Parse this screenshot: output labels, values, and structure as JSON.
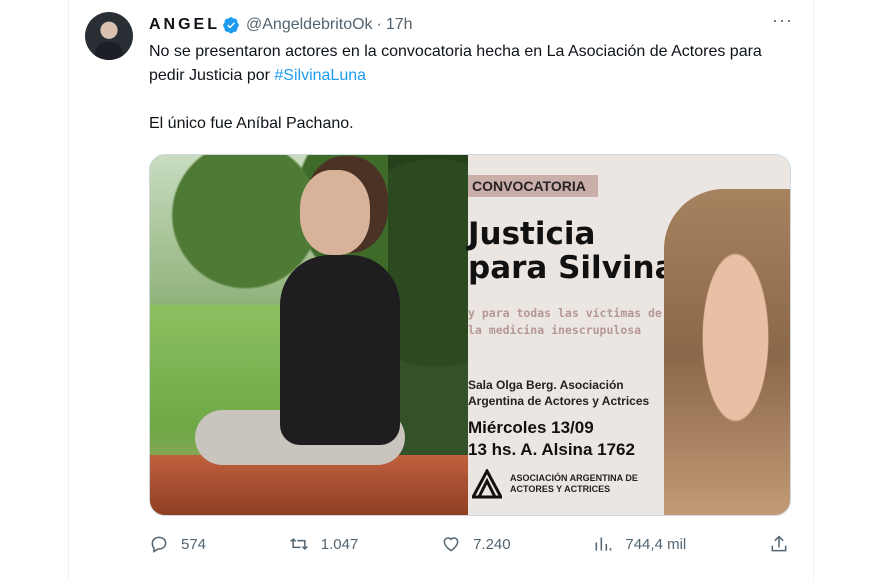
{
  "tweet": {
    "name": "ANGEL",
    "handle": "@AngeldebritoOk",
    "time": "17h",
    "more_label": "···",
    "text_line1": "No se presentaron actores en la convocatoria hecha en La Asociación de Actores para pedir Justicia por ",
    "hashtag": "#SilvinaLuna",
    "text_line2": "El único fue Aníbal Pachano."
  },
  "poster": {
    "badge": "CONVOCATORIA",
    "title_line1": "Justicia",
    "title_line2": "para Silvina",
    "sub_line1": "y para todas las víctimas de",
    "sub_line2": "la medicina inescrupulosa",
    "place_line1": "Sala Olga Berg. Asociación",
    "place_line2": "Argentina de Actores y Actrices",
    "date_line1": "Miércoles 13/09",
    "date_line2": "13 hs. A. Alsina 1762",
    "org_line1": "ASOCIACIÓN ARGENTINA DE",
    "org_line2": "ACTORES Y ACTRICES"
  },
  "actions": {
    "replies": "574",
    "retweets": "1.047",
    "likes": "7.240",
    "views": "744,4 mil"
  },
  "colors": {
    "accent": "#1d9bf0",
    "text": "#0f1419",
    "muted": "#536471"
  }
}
● ● ● ● ●
▸ **Goal of the exercise**
Reproduce the records verbatim, omitting all images they contain.

▸ **Solution to this problem**
Parse this screenshot: output labels, values, and structure as JSON.
{
  "tweet": {
    "name": "ANGEL",
    "handle": "@AngeldebritoOk",
    "time": "17h",
    "more_label": "···",
    "text_line1": "No se presentaron actores en la convocatoria hecha en La Asociación de Actores para pedir Justicia por ",
    "hashtag": "#SilvinaLuna",
    "text_line2": "El único fue Aníbal Pachano."
  },
  "poster": {
    "badge": "CONVOCATORIA",
    "title_line1": "Justicia",
    "title_line2": "para Silvina",
    "sub_line1": "y para todas las víctimas de",
    "sub_line2": "la medicina inescrupulosa",
    "place_line1": "Sala Olga Berg. Asociación",
    "place_line2": "Argentina de Actores y Actrices",
    "date_line1": "Miércoles 13/09",
    "date_line2": "13 hs. A. Alsina 1762",
    "org_line1": "ASOCIACIÓN ARGENTINA DE",
    "org_line2": "ACTORES Y ACTRICES"
  },
  "actions": {
    "replies": "574",
    "retweets": "1.047",
    "likes": "7.240",
    "views": "744,4 mil"
  },
  "colors": {
    "accent": "#1d9bf0",
    "text": "#0f1419",
    "muted": "#536471"
  }
}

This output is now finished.